## Exercise details:
The entries below should be quoted exactly, with no pictures carried over.

## Excerpted records:
------------------------

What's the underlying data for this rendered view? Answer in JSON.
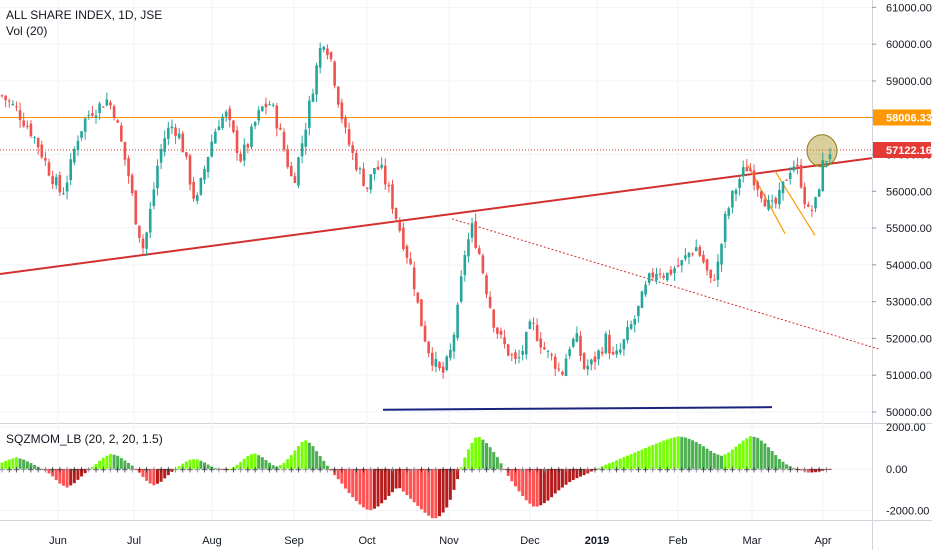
{
  "symbol": "ALL SHARE INDEX, 1D, JSE",
  "vol_label": "Vol (20)",
  "indicator_label": "SQZMOM_LB (20, 2, 20, 1.5)",
  "colors": {
    "up": "#26a69a",
    "down": "#ef5350",
    "trendline": "#d32f2f",
    "support": "#1a237e",
    "resistance": "#ff9800",
    "current_price": "#e53935",
    "mom_bright_green": "#76ff03",
    "mom_dark_green": "#4caf50",
    "mom_bright_red": "#ff5252",
    "mom_dark_red": "#b71c1c"
  },
  "chart_data": [
    {
      "type": "candlestick",
      "title": "ALL SHARE INDEX, 1D, JSE",
      "ylim": [
        49700,
        61200
      ],
      "y_ticks": [
        "61000.00",
        "60000.00",
        "59000.00",
        "58000.00",
        "57000.00",
        "56000.00",
        "55000.00",
        "54000.00",
        "53000.00",
        "52000.00",
        "51000.00",
        "50000.00"
      ],
      "x_ticks": [
        "Jun",
        "Jul",
        "Aug",
        "Sep",
        "Oct",
        "Nov",
        "Dec",
        "2019",
        "Feb",
        "Mar",
        "Apr"
      ],
      "price_labels": [
        {
          "value": 58006.33,
          "text": "58006.33",
          "kind": "resistance"
        },
        {
          "value": 57122.16,
          "text": "57122.16",
          "kind": "current"
        }
      ],
      "close_path": [
        58600,
        58400,
        58200,
        57900,
        57600,
        57200,
        56700,
        56300,
        55900,
        56500,
        57400,
        57900,
        58200,
        58300,
        58500,
        58200,
        57300,
        56400,
        55200,
        54400,
        55600,
        56900,
        57600,
        57800,
        57400,
        56500,
        55600,
        56500,
        57300,
        57900,
        58100,
        57500,
        56900,
        57300,
        57900,
        58300,
        58400,
        57800,
        57000,
        56200,
        57100,
        58100,
        59200,
        60200,
        59700,
        58600,
        57600,
        57000,
        56500,
        56100,
        56700,
        56500,
        55900,
        55200,
        54500,
        53800,
        52600,
        51800,
        51300,
        51000,
        51500,
        52600,
        54300,
        55000,
        54300,
        53300,
        52400,
        51900,
        51600,
        51300,
        51800,
        52400,
        52000,
        51600,
        51400,
        51000,
        51800,
        52000,
        51200,
        51300,
        51600,
        52000,
        51400,
        51700,
        52200,
        52600,
        53200,
        53700,
        53900,
        53700,
        53900,
        54000,
        54300,
        54500,
        54100,
        53500,
        54000,
        55300,
        55900,
        56400,
        56700,
        56300,
        55900,
        55500,
        55700,
        56300,
        56800,
        56400,
        55400,
        55600,
        56700,
        57100
      ]
    },
    {
      "type": "histogram",
      "title": "SQZMOM_LB (20, 2, 20, 1.5)",
      "ylim": [
        -2450,
        2150
      ],
      "y_ticks": [
        "2000.00",
        "0.00",
        "-2000.00"
      ],
      "momentum": [
        300,
        450,
        550,
        450,
        280,
        100,
        -80,
        -350,
        -700,
        -900,
        -700,
        -380,
        -60,
        220,
        520,
        720,
        640,
        420,
        180,
        -150,
        -550,
        -800,
        -650,
        -330,
        -20,
        230,
        430,
        480,
        330,
        130,
        -30,
        -60,
        40,
        290,
        590,
        760,
        600,
        330,
        90,
        230,
        580,
        1030,
        1410,
        1180,
        700,
        240,
        -220,
        -610,
        -1080,
        -1470,
        -1800,
        -2010,
        -1870,
        -1570,
        -1200,
        -850,
        -1170,
        -1520,
        -1860,
        -2180,
        -2420,
        -2220,
        -1740,
        -790,
        320,
        1110,
        1600,
        1350,
        960,
        460,
        -180,
        -690,
        -1170,
        -1580,
        -1850,
        -1720,
        -1480,
        -1120,
        -850,
        -590,
        -420,
        -280,
        -100,
        60,
        220,
        350,
        510,
        650,
        800,
        940,
        1090,
        1230,
        1370,
        1480,
        1560,
        1500,
        1360,
        1180,
        950,
        740,
        620,
        800,
        1080,
        1370,
        1580,
        1480,
        1210,
        840,
        460,
        210,
        40,
        -70,
        -180,
        -160,
        -90,
        -20
      ]
    }
  ]
}
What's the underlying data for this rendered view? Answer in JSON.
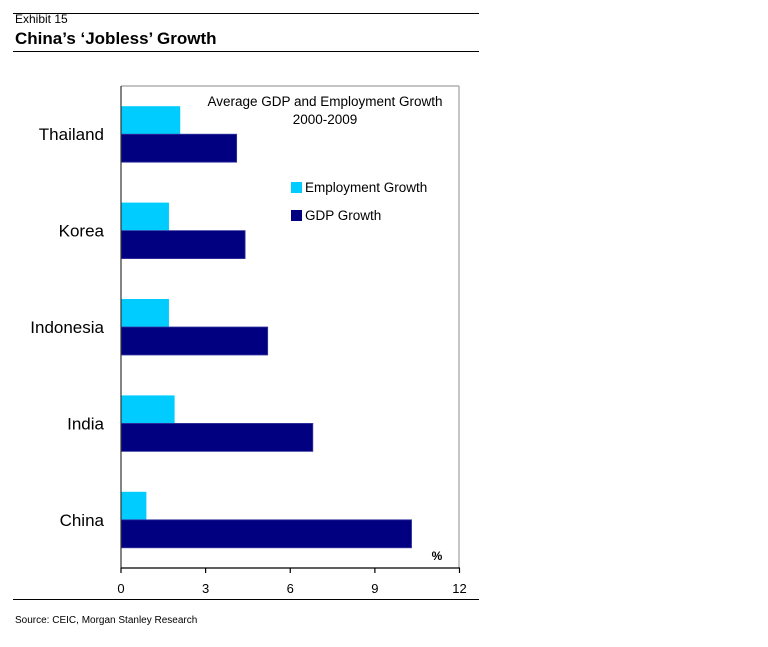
{
  "header": {
    "exhibit": "Exhibit 15",
    "title": "China’s ‘Jobless’ Growth"
  },
  "footer": {
    "source": "Source: CEIC, Morgan Stanley Research"
  },
  "chart_data": {
    "type": "bar",
    "orientation": "horizontal",
    "title": "Average GDP and Employment Growth",
    "subtitle": "2000-2009",
    "xlabel": "%",
    "ylabel": "",
    "xlim": [
      0,
      12
    ],
    "xticks": [
      0,
      3,
      6,
      9,
      12
    ],
    "grid": false,
    "legend_position": "top-right",
    "categories": [
      "Thailand",
      "Korea",
      "Indonesia",
      "India",
      "China"
    ],
    "series": [
      {
        "name": "Employment Growth",
        "color": "#00CCFF",
        "values": [
          2.1,
          1.7,
          1.7,
          1.9,
          0.9
        ]
      },
      {
        "name": "GDP Growth",
        "color": "#000080",
        "values": [
          4.1,
          4.4,
          5.2,
          6.8,
          10.3
        ]
      }
    ]
  }
}
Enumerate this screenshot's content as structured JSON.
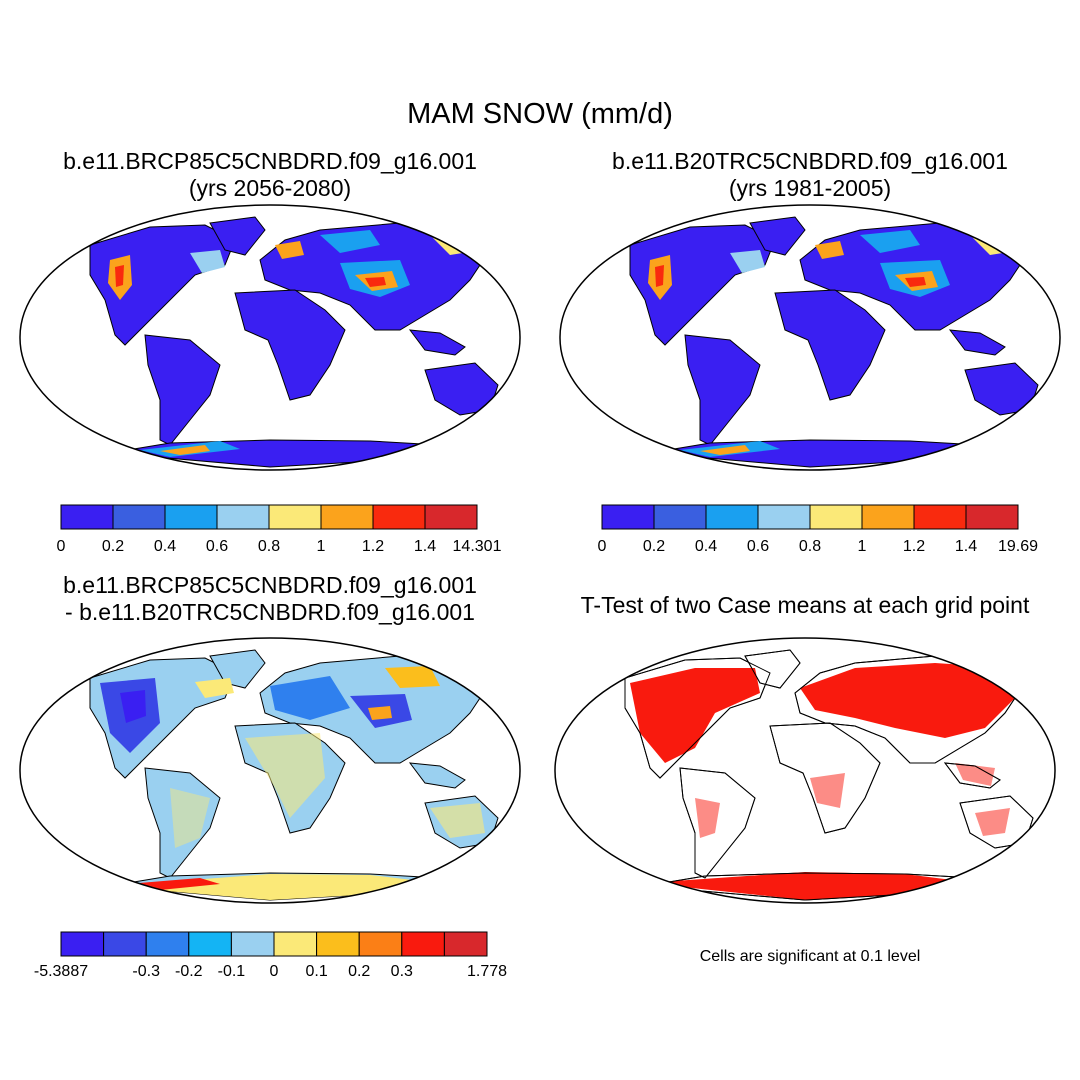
{
  "figure": {
    "title": "MAM SNOW (mm/d)",
    "note": "Cells are significant at 0.1 level"
  },
  "panels": [
    {
      "id": "top-left",
      "title_line1": "b.e11.BRCP85C5CNBDRD.f09_g16.001",
      "title_line2": "(yrs 2056-2080)"
    },
    {
      "id": "top-right",
      "title_line1": "b.e11.B20TRC5CNBDRD.f09_g16.001",
      "title_line2": "(yrs 1981-2005)"
    },
    {
      "id": "bottom-left",
      "title_line1": "b.e11.BRCP85C5CNBDRD.f09_g16.001",
      "title_line2": "- b.e11.B20TRC5CNBDRD.f09_g16.001"
    },
    {
      "id": "bottom-right",
      "title_line1": "T-Test of two Case means at each grid point"
    }
  ],
  "colorbars": {
    "future": {
      "colors": [
        "#3a1ff2",
        "#3a5fe0",
        "#1aa0f0",
        "#9ad0f0",
        "#fbe978",
        "#fba31c",
        "#f92a0e",
        "#d8282c"
      ],
      "labels": [
        "0",
        "0.2",
        "0.4",
        "0.6",
        "0.8",
        "1",
        "1.2",
        "1.4",
        "14.301"
      ]
    },
    "historical": {
      "colors": [
        "#3a1ff2",
        "#3a5fe0",
        "#1aa0f0",
        "#9ad0f0",
        "#fbe978",
        "#fba31c",
        "#f92a0e",
        "#d8282c"
      ],
      "labels": [
        "0",
        "0.2",
        "0.4",
        "0.6",
        "0.8",
        "1",
        "1.2",
        "1.4",
        "19.69"
      ]
    },
    "difference": {
      "colors": [
        "#3a1ff2",
        "#3a48e6",
        "#2f80ee",
        "#14b4f4",
        "#9ad0f0",
        "#fbe978",
        "#fbbe1c",
        "#fb7f16",
        "#f91a0e",
        "#d8282c"
      ],
      "labels": [
        "-5.3887",
        "",
        "-0.3",
        "-0.2",
        "-0.1",
        "0",
        "0.1",
        "0.2",
        "0.3",
        "",
        "1.778"
      ]
    }
  }
}
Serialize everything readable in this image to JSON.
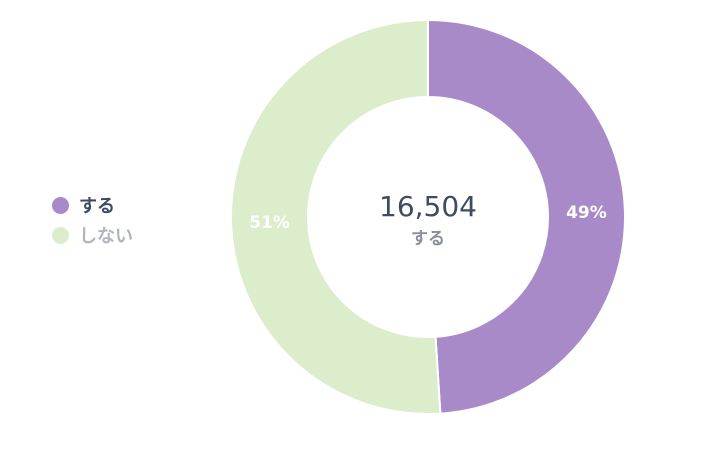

------------------------

## Reply to the exercise:
What's the underlying data for this rendered view? Answer in JSON.
{
  "symbol": "ALL SHARE INDEX, 1D, JSE",
  "vol_label": "Vol (20)",
  "indicator_label": "SQZMOM_LB (20, 2, 20, 1.5)",
  "colors": {
    "up": "#26a69a",
    "down": "#ef5350",
    "trendline": "#d32f2f",
    "support": "#1a237e",
    "resistance": "#ff9800",
    "current_price": "#e53935",
    "mom_bright_green": "#76ff03",
    "mom_dark_green": "#4caf50",
    "mom_bright_red": "#ff5252",
    "mom_dark_red": "#b71c1c"
  },
  "chart_data": [
    {
      "type": "candlestick",
      "title": "ALL SHARE INDEX, 1D, JSE",
      "ylim": [
        49700,
        61200
      ],
      "y_ticks": [
        "61000.00",
        "60000.00",
        "59000.00",
        "58000.00",
        "57000.00",
        "56000.00",
        "55000.00",
        "54000.00",
        "53000.00",
        "52000.00",
        "51000.00",
        "50000.00"
      ],
      "x_ticks": [
        "Jun",
        "Jul",
        "Aug",
        "Sep",
        "Oct",
        "Nov",
        "Dec",
        "2019",
        "Feb",
        "Mar",
        "Apr"
      ],
      "price_labels": [
        {
          "value": 58006.33,
          "text": "58006.33",
          "kind": "resistance"
        },
        {
          "value": 57122.16,
          "text": "57122.16",
          "kind": "current"
        }
      ],
      "close_path": [
        58600,
        58400,
        58200,
        57900,
        57600,
        57200,
        56700,
        56300,
        55900,
        56500,
        57400,
        57900,
        58200,
        58300,
        58500,
        58200,
        57300,
        56400,
        55200,
        54400,
        55600,
        56900,
        57600,
        57800,
        57400,
        56500,
        55600,
        56500,
        57300,
        57900,
        58100,
        57500,
        56900,
        57300,
        57900,
        58300,
        58400,
        57800,
        57000,
        56200,
        57100,
        58100,
        59200,
        60200,
        59700,
        58600,
        57600,
        57000,
        56500,
        56100,
        56700,
        56500,
        55900,
        55200,
        54500,
        53800,
        52600,
        51800,
        51300,
        51000,
        51500,
        52600,
        54300,
        55000,
        54300,
        53300,
        52400,
        51900,
        51600,
        51300,
        51800,
        52400,
        52000,
        51600,
        51400,
        51000,
        51800,
        52000,
        51200,
        51300,
        51600,
        52000,
        51400,
        51700,
        52200,
        52600,
        53200,
        53700,
        53900,
        53700,
        53900,
        54000,
        54300,
        54500,
        54100,
        53500,
        54000,
        55300,
        55900,
        56400,
        56700,
        56300,
        55900,
        55500,
        55700,
        56300,
        56800,
        56400,
        55400,
        55600,
        56700,
        57100
      ]
    },
    {
      "type": "histogram",
      "title": "SQZMOM_LB (20, 2, 20, 1.5)",
      "ylim": [
        -2450,
        2150
      ],
      "y_ticks": [
        "2000.00",
        "0.00",
        "-2000.00"
      ],
      "momentum": [
        300,
        450,
        550,
        450,
        280,
        100,
        -80,
        -350,
        -700,
        -900,
        -700,
        -380,
        -60,
        220,
        520,
        720,
        640,
        420,
        180,
        -150,
        -550,
        -800,
        -650,
        -330,
        -20,
        230,
        430,
        480,
        330,
        130,
        -30,
        -60,
        40,
        290,
        590,
        760,
        600,
        330,
        90,
        230,
        580,
        1030,
        1410,
        1180,
        700,
        240,
        -220,
        -610,
        -1080,
        -1470,
        -1800,
        -2010,
        -1870,
        -1570,
        -1200,
        -850,
        -1170,
        -1520,
        -1860,
        -2180,
        -2420,
        -2220,
        -1740,
        -790,
        320,
        1110,
        1600,
        1350,
        960,
        460,
        -180,
        -690,
        -1170,
        -1580,
        -1850,
        -1720,
        -1480,
        -1120,
        -850,
        -590,
        -420,
        -280,
        -100,
        60,
        220,
        350,
        510,
        650,
        800,
        940,
        1090,
        1230,
        1370,
        1480,
        1560,
        1500,
        1360,
        1180,
        950,
        740,
        620,
        800,
        1080,
        1370,
        1580,
        1480,
        1210,
        840,
        460,
        210,
        40,
        -70,
        -180,
        -160,
        -90,
        -20
      ]
    }
  ]
}
What's the underlying data for this rendered view? Answer in JSON.
{
  "header": {
    "exhibit": "Exhibit 15",
    "title": "China’s ‘Jobless’ Growth"
  },
  "footer": {
    "source": "Source: CEIC, Morgan Stanley Research"
  },
  "chart_data": {
    "type": "bar",
    "orientation": "horizontal",
    "title": "Average GDP and Employment Growth",
    "subtitle": "2000-2009",
    "xlabel": "%",
    "ylabel": "",
    "xlim": [
      0,
      12
    ],
    "xticks": [
      0,
      3,
      6,
      9,
      12
    ],
    "grid": false,
    "legend_position": "top-right",
    "categories": [
      "Thailand",
      "Korea",
      "Indonesia",
      "India",
      "China"
    ],
    "series": [
      {
        "name": "Employment Growth",
        "color": "#00CCFF",
        "values": [
          2.1,
          1.7,
          1.7,
          1.9,
          0.9
        ]
      },
      {
        "name": "GDP Growth",
        "color": "#000080",
        "values": [
          4.1,
          4.4,
          5.2,
          6.8,
          10.3
        ]
      }
    ]
  }
}
Enumerate this screenshot's content as structured JSON.
{
  "figure": {
    "title": "MAM SNOW (mm/d)",
    "note": "Cells are significant at 0.1 level"
  },
  "panels": [
    {
      "id": "top-left",
      "title_line1": "b.e11.BRCP85C5CNBDRD.f09_g16.001",
      "title_line2": "(yrs 2056-2080)"
    },
    {
      "id": "top-right",
      "title_line1": "b.e11.B20TRC5CNBDRD.f09_g16.001",
      "title_line2": "(yrs 1981-2005)"
    },
    {
      "id": "bottom-left",
      "title_line1": "b.e11.BRCP85C5CNBDRD.f09_g16.001",
      "title_line2": "- b.e11.B20TRC5CNBDRD.f09_g16.001"
    },
    {
      "id": "bottom-right",
      "title_line1": "T-Test of two Case means at each grid point"
    }
  ],
  "colorbars": {
    "future": {
      "colors": [
        "#3a1ff2",
        "#3a5fe0",
        "#1aa0f0",
        "#9ad0f0",
        "#fbe978",
        "#fba31c",
        "#f92a0e",
        "#d8282c"
      ],
      "labels": [
        "0",
        "0.2",
        "0.4",
        "0.6",
        "0.8",
        "1",
        "1.2",
        "1.4",
        "14.301"
      ]
    },
    "historical": {
      "colors": [
        "#3a1ff2",
        "#3a5fe0",
        "#1aa0f0",
        "#9ad0f0",
        "#fbe978",
        "#fba31c",
        "#f92a0e",
        "#d8282c"
      ],
      "labels": [
        "0",
        "0.2",
        "0.4",
        "0.6",
        "0.8",
        "1",
        "1.2",
        "1.4",
        "19.69"
      ]
    },
    "difference": {
      "colors": [
        "#3a1ff2",
        "#3a48e6",
        "#2f80ee",
        "#14b4f4",
        "#9ad0f0",
        "#fbe978",
        "#fbbe1c",
        "#fb7f16",
        "#f91a0e",
        "#d8282c"
      ],
      "labels": [
        "-5.3887",
        "",
        "-0.3",
        "-0.2",
        "-0.1",
        "0",
        "0.1",
        "0.2",
        "0.3",
        "",
        "1.778"
      ]
    }
  }
}
Serialize everything readable in this image to JSON.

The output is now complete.